Requirements
Go through the entries below and count the lines holding the word "yeni". Reply with only the number, please.

Items from a data source
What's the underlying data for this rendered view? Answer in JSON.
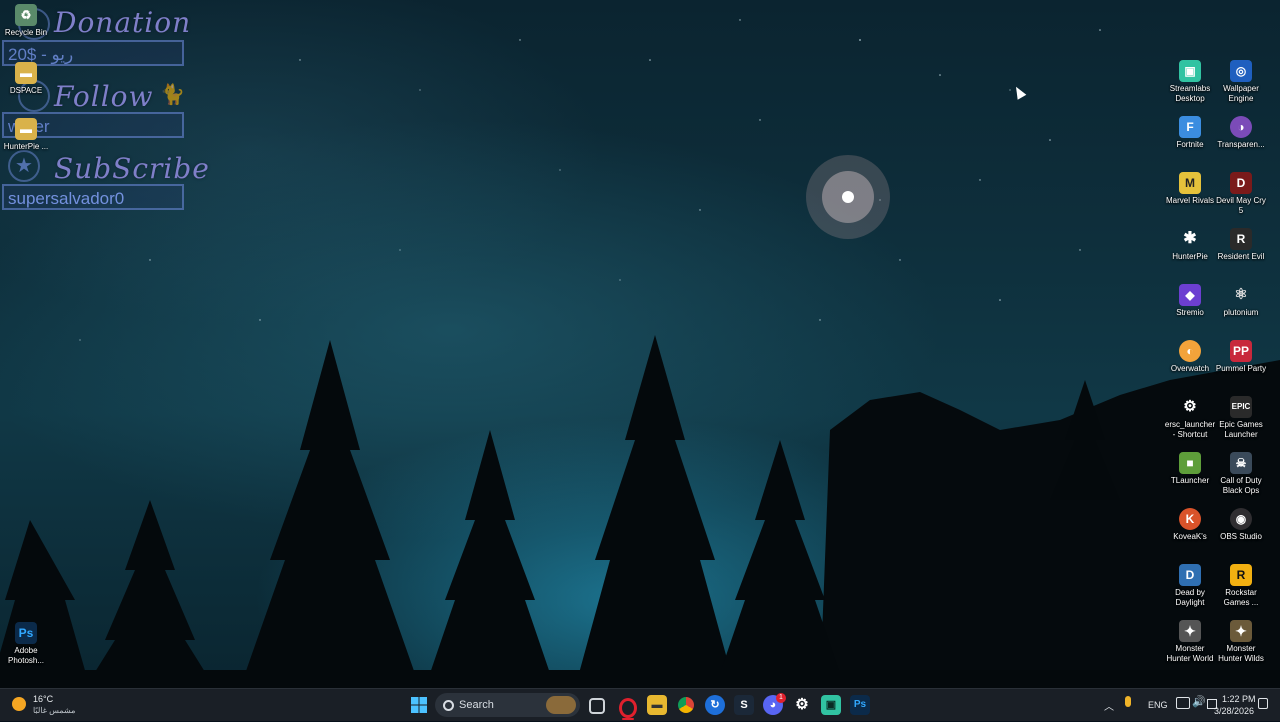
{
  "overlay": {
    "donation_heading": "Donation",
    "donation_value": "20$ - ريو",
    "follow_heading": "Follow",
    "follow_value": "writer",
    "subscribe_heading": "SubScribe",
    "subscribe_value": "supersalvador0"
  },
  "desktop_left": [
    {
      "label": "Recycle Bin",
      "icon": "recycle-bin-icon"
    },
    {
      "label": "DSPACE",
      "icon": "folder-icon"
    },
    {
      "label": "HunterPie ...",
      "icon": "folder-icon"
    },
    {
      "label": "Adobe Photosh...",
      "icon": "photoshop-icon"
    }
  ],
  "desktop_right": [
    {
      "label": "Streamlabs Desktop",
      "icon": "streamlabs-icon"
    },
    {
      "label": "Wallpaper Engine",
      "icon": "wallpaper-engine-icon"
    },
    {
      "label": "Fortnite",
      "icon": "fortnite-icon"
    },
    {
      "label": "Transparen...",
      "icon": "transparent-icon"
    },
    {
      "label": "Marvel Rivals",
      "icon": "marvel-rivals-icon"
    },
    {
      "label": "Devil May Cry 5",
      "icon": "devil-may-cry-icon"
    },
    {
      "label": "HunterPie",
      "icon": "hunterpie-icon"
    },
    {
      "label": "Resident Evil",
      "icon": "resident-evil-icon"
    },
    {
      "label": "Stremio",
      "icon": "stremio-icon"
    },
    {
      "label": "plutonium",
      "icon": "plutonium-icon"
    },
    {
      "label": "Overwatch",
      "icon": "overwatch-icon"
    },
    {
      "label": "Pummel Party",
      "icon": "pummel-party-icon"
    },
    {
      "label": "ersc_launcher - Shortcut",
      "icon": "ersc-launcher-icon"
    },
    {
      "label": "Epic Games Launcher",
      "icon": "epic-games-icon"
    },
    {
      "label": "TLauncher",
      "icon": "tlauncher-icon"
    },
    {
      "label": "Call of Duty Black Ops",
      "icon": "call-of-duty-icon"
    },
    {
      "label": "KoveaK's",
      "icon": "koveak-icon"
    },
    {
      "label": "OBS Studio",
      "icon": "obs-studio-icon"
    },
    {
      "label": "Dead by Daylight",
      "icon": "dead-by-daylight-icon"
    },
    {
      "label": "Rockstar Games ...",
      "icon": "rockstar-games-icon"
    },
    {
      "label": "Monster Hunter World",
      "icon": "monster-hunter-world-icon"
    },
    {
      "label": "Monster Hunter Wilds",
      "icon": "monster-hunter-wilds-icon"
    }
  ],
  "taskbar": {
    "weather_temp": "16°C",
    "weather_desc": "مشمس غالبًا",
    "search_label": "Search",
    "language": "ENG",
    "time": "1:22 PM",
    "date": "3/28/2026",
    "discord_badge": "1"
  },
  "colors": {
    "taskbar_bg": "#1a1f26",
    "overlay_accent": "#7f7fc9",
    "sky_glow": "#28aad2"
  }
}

---

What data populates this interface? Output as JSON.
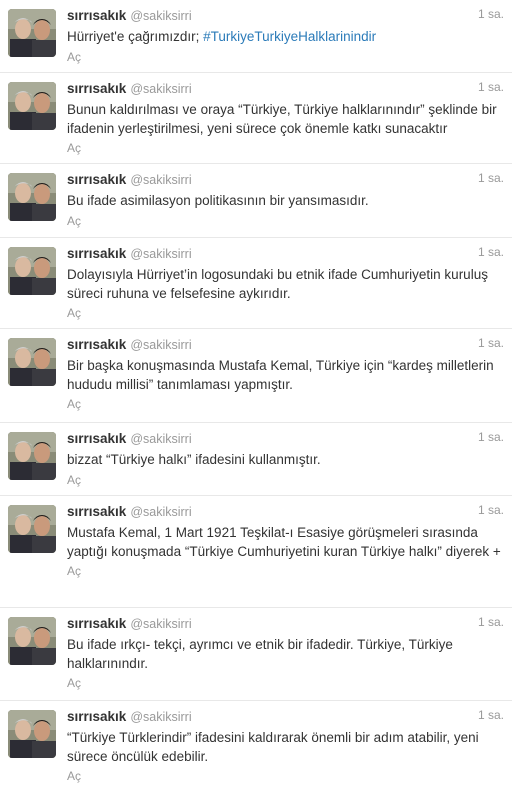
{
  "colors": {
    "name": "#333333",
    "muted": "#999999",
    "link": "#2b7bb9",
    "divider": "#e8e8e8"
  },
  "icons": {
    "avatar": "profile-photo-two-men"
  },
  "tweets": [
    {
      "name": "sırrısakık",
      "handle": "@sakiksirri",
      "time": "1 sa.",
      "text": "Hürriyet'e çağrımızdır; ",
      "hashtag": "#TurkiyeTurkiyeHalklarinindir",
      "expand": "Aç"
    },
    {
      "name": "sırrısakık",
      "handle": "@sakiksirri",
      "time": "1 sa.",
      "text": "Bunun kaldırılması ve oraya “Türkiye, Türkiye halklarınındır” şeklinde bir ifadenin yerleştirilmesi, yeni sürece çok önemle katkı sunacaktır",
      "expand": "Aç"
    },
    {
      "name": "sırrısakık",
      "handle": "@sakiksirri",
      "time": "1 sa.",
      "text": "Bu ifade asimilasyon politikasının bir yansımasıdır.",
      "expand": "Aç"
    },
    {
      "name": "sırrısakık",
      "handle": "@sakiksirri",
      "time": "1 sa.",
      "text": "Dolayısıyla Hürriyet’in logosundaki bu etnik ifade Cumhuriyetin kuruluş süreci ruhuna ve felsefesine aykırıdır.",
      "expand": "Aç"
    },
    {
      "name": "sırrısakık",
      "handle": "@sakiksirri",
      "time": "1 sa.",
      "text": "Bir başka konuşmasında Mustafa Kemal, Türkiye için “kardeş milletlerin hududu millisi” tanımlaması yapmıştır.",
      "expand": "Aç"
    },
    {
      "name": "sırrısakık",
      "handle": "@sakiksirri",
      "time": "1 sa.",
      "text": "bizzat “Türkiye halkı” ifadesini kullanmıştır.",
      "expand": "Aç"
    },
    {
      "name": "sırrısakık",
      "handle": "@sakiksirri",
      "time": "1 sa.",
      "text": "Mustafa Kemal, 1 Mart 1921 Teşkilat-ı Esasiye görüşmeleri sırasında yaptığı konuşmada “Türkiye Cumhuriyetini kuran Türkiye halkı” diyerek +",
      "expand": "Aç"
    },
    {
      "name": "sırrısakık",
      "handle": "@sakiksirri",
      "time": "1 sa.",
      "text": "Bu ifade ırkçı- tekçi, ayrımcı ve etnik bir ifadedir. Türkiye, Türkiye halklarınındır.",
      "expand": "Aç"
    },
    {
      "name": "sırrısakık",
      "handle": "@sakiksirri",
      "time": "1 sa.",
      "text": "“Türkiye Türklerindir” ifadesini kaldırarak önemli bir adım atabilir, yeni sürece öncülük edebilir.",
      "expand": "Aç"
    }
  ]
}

Exercise solution
2